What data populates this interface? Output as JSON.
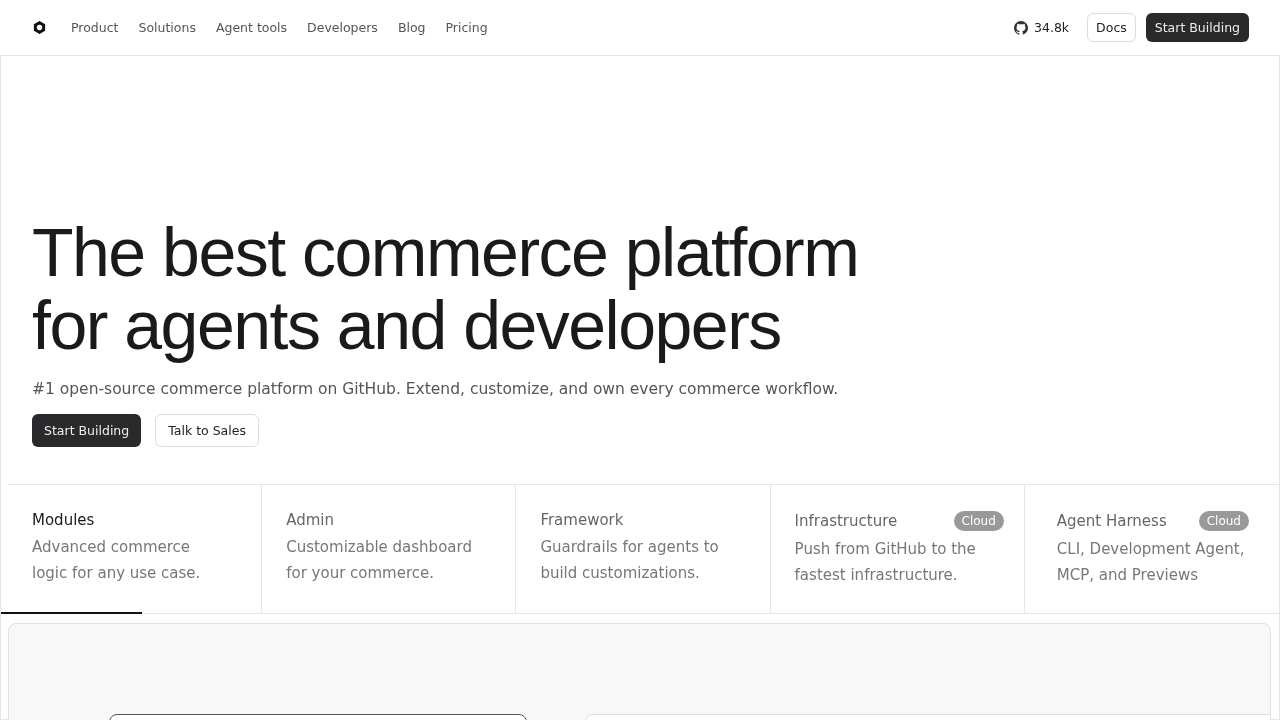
{
  "nav": {
    "links": [
      "Product",
      "Solutions",
      "Agent tools",
      "Developers",
      "Blog",
      "Pricing"
    ],
    "github_stars": "34.8k",
    "docs": "Docs",
    "cta": "Start Building"
  },
  "hero": {
    "title_lines": [
      "The best commerce platform",
      "for agents and developers"
    ],
    "subtitle": "#1 open-source commerce platform on GitHub. Extend, customize, and own every commerce workflow.",
    "primary": "Start Building",
    "secondary": "Talk to Sales"
  },
  "tabs": [
    {
      "title": "Modules",
      "description": "Advanced commerce logic for any use case.",
      "selected": true,
      "level": 0.54
    },
    {
      "title": "Admin",
      "description": "Customizable dashboard for your commerce.",
      "selected": false
    },
    {
      "title": "Framework",
      "description": "Guardrails for agents to build customizations.",
      "selected": false
    },
    {
      "title": "Infrastructure",
      "description": "Push from GitHub to the fastest infrastructure.",
      "selected": false,
      "badge": "Cloud"
    },
    {
      "title": "Agent Harness",
      "description": "CLI, Development Agent, MCP, and Previews",
      "selected": false,
      "badge": "Cloud"
    }
  ]
}
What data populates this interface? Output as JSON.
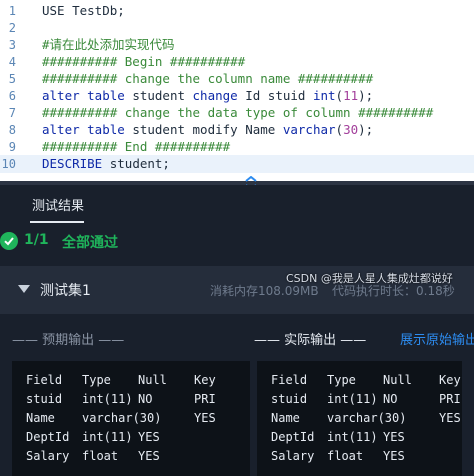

+--

- **What this task involves**
Output all of the records exactly as they appear above, but not the pictures.

- **Final result**
What data populates this interface? Output as JSON.
{
  "nav": {
    "links": [
      "Product",
      "Solutions",
      "Agent tools",
      "Developers",
      "Blog",
      "Pricing"
    ],
    "github_stars": "34.8k",
    "docs": "Docs",
    "cta": "Start Building"
  },
  "hero": {
    "title_lines": [
      "The best commerce platform",
      "for agents and developers"
    ],
    "subtitle": "#1 open-source commerce platform on GitHub. Extend, customize, and own every commerce workflow.",
    "primary": "Start Building",
    "secondary": "Talk to Sales"
  },
  "tabs": [
    {
      "title": "Modules",
      "description": "Advanced commerce logic for any use case.",
      "selected": true,
      "level": 0.54
    },
    {
      "title": "Admin",
      "description": "Customizable dashboard for your commerce.",
      "selected": false
    },
    {
      "title": "Framework",
      "description": "Guardrails for agents to build customizations.",
      "selected": false
    },
    {
      "title": "Infrastructure",
      "description": "Push from GitHub to the fastest infrastructure.",
      "selected": false,
      "badge": "Cloud"
    },
    {
      "title": "Agent Harness",
      "description": "CLI, Development Agent, MCP, and Previews",
      "selected": false,
      "badge": "Cloud"
    }
  ]
}
What data populates this interface? Output as JSON.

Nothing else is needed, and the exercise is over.